(Records that describe figures)
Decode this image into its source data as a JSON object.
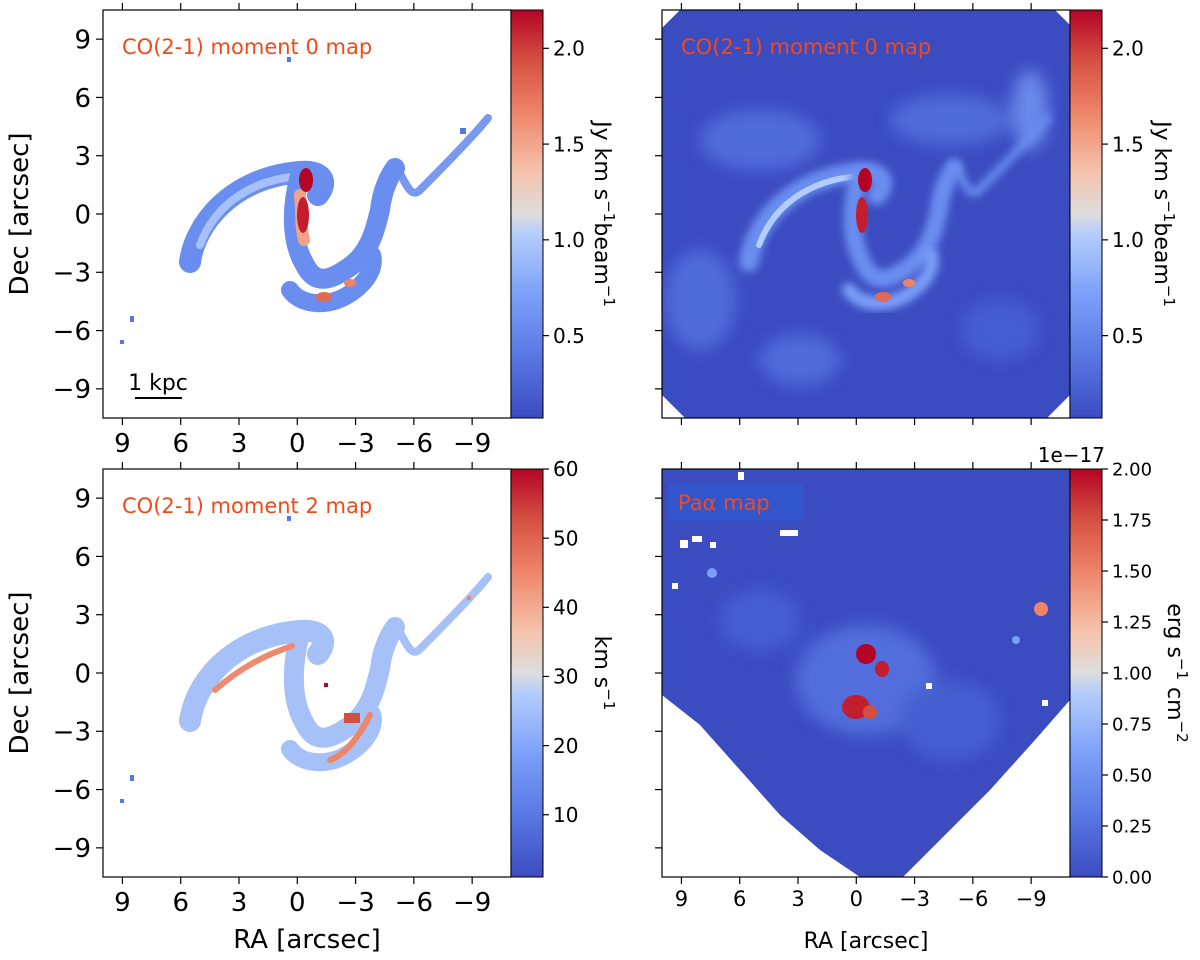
{
  "colors": {
    "map_low": "#3b4cc0",
    "map_mid": "#dddddd",
    "map_high": "#b40426",
    "label_text": "#f04a1a",
    "label_box": "#3355cc",
    "axis": "#000000"
  },
  "chart_data": [
    {
      "type": "heatmap",
      "panel": "top-left",
      "title": "CO(2-1) moment 0 map",
      "xlabel": "",
      "ylabel": "Dec [arcsec]",
      "xlim": [
        10,
        -11
      ],
      "ylim": [
        -10.5,
        10.5
      ],
      "x_ticks": [
        "9",
        "6",
        "3",
        "0",
        "−3",
        "−6",
        "−9"
      ],
      "y_ticks": [
        "9",
        "6",
        "3",
        "0",
        "−3",
        "−6",
        "−9"
      ],
      "x_tick_values": [
        9,
        6,
        3,
        0,
        -3,
        -6,
        -9
      ],
      "y_tick_values": [
        9,
        6,
        3,
        0,
        -3,
        -6,
        -9
      ],
      "background": "masked",
      "scalebar": "1 kpc",
      "colorbar": {
        "label_parts": [
          "Jy km s",
          "−1",
          "beam",
          "−1"
        ],
        "ticks": [
          "0.5",
          "1.0",
          "1.5",
          "2.0"
        ],
        "tick_values": [
          0.5,
          1.0,
          1.5,
          2.0
        ],
        "range": [
          0.07,
          2.2
        ],
        "offset": ""
      }
    },
    {
      "type": "heatmap",
      "panel": "top-right",
      "title": "CO(2-1) moment 0 map",
      "xlabel": "",
      "ylabel": "",
      "xlim": [
        10,
        -11
      ],
      "ylim": [
        -10.5,
        10.5
      ],
      "x_ticks": [],
      "y_ticks": [],
      "x_tick_values": [
        9,
        6,
        3,
        0,
        -3,
        -6,
        -9
      ],
      "y_tick_values": [
        9,
        6,
        3,
        0,
        -3,
        -6,
        -9
      ],
      "background": "filled",
      "colorbar": {
        "label_parts": [
          "Jy km s",
          "−1",
          "beam",
          "−1"
        ],
        "ticks": [
          "0.5",
          "1.0",
          "1.5",
          "2.0"
        ],
        "tick_values": [
          0.5,
          1.0,
          1.5,
          2.0
        ],
        "range": [
          0.07,
          2.2
        ],
        "offset": ""
      }
    },
    {
      "type": "heatmap",
      "panel": "bottom-left",
      "title": "CO(2-1) moment 2 map",
      "xlabel": "RA [arcsec]",
      "ylabel": "Dec [arcsec]",
      "xlim": [
        10,
        -11
      ],
      "ylim": [
        -10.5,
        10.5
      ],
      "x_ticks": [
        "9",
        "6",
        "3",
        "0",
        "−3",
        "−6",
        "−9"
      ],
      "y_ticks": [
        "9",
        "6",
        "3",
        "0",
        "−3",
        "−6",
        "−9"
      ],
      "x_tick_values": [
        9,
        6,
        3,
        0,
        -3,
        -6,
        -9
      ],
      "y_tick_values": [
        9,
        6,
        3,
        0,
        -3,
        -6,
        -9
      ],
      "background": "masked",
      "colorbar": {
        "label_parts": [
          "km s",
          "−1"
        ],
        "ticks": [
          "10",
          "20",
          "30",
          "40",
          "50",
          "60"
        ],
        "tick_values": [
          10,
          20,
          30,
          40,
          50,
          60
        ],
        "range": [
          1,
          60
        ],
        "offset": ""
      }
    },
    {
      "type": "heatmap",
      "panel": "bottom-right",
      "title": "Paα map",
      "xlabel": "RA [arcsec]",
      "ylabel": "",
      "xlim": [
        10,
        -11
      ],
      "ylim": [
        -10.5,
        10.5
      ],
      "x_ticks": [
        "9",
        "6",
        "3",
        "0",
        "−3",
        "−6",
        "−9"
      ],
      "y_ticks": [],
      "x_tick_values": [
        9,
        6,
        3,
        0,
        -3,
        -6,
        -9
      ],
      "y_tick_values": [
        9,
        6,
        3,
        0,
        -3,
        -6,
        -9
      ],
      "background": "filled-rotated",
      "colorbar": {
        "label_parts": [
          "erg s",
          "−1",
          " cm",
          "−2"
        ],
        "ticks": [
          "0.00",
          "0.25",
          "0.50",
          "0.75",
          "1.00",
          "1.25",
          "1.50",
          "1.75",
          "2.00"
        ],
        "tick_values": [
          0,
          0.25,
          0.5,
          0.75,
          1.0,
          1.25,
          1.5,
          1.75,
          2.0
        ],
        "range": [
          0,
          2.0
        ],
        "offset": "1e−17"
      }
    }
  ]
}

» Work to do:
From the records, copy every line that has the string "background" in it.

» Answer for the task:
      "background": "masked",
      "background": "filled",
      "background": "masked",
      "background": "filled-rotated",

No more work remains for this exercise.